* Directions for this task
Please extract every line that contains the word "Polygon", copying each one in full. Match case exactly.

* Provided material
= = = = =
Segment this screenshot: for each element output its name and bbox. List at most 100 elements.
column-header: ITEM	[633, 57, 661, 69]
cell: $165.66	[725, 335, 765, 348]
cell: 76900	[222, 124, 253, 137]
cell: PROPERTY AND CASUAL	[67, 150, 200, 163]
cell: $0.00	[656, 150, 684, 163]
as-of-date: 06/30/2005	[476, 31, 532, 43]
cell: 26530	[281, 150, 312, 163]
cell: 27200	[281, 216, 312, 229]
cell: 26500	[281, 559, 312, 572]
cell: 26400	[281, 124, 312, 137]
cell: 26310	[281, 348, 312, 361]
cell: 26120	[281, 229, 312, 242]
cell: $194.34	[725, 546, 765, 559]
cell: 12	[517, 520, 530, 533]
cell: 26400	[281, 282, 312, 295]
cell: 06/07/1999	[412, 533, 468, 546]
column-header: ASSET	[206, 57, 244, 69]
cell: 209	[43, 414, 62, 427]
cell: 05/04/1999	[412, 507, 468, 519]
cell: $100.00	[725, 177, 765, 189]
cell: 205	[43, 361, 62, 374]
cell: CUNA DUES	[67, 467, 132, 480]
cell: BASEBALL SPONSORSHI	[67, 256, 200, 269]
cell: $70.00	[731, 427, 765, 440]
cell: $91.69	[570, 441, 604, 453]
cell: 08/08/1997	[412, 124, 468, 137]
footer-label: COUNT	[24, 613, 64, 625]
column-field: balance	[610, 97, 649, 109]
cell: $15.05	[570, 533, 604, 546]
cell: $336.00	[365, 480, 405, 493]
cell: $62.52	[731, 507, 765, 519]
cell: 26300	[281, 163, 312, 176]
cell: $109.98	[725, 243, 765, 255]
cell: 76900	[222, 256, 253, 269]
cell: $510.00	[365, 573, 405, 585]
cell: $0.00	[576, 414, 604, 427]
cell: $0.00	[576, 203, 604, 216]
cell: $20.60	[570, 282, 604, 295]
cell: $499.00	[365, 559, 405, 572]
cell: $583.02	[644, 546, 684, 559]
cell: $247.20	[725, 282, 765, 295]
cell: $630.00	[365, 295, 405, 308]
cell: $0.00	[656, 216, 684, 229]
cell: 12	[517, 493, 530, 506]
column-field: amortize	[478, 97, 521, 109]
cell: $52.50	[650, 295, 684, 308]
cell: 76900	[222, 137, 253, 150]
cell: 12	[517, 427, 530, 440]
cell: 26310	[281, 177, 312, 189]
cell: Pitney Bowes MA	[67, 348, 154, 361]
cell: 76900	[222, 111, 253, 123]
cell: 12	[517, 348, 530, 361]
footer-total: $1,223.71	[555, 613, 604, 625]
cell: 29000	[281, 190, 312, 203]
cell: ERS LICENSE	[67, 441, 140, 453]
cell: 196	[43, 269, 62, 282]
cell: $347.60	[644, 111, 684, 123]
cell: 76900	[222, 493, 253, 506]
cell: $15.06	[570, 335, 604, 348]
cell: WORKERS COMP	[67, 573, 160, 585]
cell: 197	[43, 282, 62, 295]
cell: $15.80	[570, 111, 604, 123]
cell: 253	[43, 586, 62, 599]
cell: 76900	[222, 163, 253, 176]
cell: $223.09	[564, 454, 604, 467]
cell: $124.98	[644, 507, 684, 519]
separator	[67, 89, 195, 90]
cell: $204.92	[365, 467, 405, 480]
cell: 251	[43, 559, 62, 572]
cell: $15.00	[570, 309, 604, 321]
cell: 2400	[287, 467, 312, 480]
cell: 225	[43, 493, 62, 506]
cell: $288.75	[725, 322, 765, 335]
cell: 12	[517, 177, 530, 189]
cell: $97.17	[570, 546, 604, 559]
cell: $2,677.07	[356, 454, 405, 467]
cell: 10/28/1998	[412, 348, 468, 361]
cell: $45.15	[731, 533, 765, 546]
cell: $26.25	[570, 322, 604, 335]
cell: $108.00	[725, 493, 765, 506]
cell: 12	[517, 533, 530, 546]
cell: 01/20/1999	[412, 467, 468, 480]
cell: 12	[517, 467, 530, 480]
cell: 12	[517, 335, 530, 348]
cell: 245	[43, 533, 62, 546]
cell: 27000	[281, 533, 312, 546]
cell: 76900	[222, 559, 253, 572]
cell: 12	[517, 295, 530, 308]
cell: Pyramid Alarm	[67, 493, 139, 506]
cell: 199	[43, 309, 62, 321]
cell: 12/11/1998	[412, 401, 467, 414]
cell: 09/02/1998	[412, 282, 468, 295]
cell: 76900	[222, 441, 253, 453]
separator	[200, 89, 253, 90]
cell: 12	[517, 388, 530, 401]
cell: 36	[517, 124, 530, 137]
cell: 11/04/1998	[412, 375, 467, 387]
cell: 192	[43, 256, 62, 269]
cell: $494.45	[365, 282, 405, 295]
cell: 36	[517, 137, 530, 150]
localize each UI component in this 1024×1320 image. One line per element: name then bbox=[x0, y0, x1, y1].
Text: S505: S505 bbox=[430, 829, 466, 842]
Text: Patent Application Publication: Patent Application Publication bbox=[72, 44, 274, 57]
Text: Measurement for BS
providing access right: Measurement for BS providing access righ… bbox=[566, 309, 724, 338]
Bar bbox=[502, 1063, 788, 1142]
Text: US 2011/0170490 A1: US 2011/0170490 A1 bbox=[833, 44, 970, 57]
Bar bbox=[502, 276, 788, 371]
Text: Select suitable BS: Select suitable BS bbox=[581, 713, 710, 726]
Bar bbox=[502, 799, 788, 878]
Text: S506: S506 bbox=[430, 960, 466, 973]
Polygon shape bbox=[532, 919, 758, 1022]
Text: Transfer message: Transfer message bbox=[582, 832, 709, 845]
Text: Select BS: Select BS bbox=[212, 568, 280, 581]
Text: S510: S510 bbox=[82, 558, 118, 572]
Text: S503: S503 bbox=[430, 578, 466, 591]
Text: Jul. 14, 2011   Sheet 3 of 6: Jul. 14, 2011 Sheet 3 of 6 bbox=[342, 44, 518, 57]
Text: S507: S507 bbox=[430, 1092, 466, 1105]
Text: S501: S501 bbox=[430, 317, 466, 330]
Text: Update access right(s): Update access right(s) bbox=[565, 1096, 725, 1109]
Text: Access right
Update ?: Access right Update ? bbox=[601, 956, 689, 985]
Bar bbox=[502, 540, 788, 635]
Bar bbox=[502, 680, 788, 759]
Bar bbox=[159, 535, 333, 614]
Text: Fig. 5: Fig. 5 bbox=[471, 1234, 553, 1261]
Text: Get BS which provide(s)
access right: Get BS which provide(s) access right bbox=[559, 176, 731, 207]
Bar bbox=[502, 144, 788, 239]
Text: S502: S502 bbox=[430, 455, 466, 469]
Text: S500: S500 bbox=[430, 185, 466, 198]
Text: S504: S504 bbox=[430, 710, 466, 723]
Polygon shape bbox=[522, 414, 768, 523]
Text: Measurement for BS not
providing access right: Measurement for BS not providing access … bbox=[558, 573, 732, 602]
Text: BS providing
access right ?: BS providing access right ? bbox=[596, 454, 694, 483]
= = = = =
* Correct answer
Polygon shape bbox=[532, 919, 758, 1022]
Polygon shape bbox=[522, 414, 768, 523]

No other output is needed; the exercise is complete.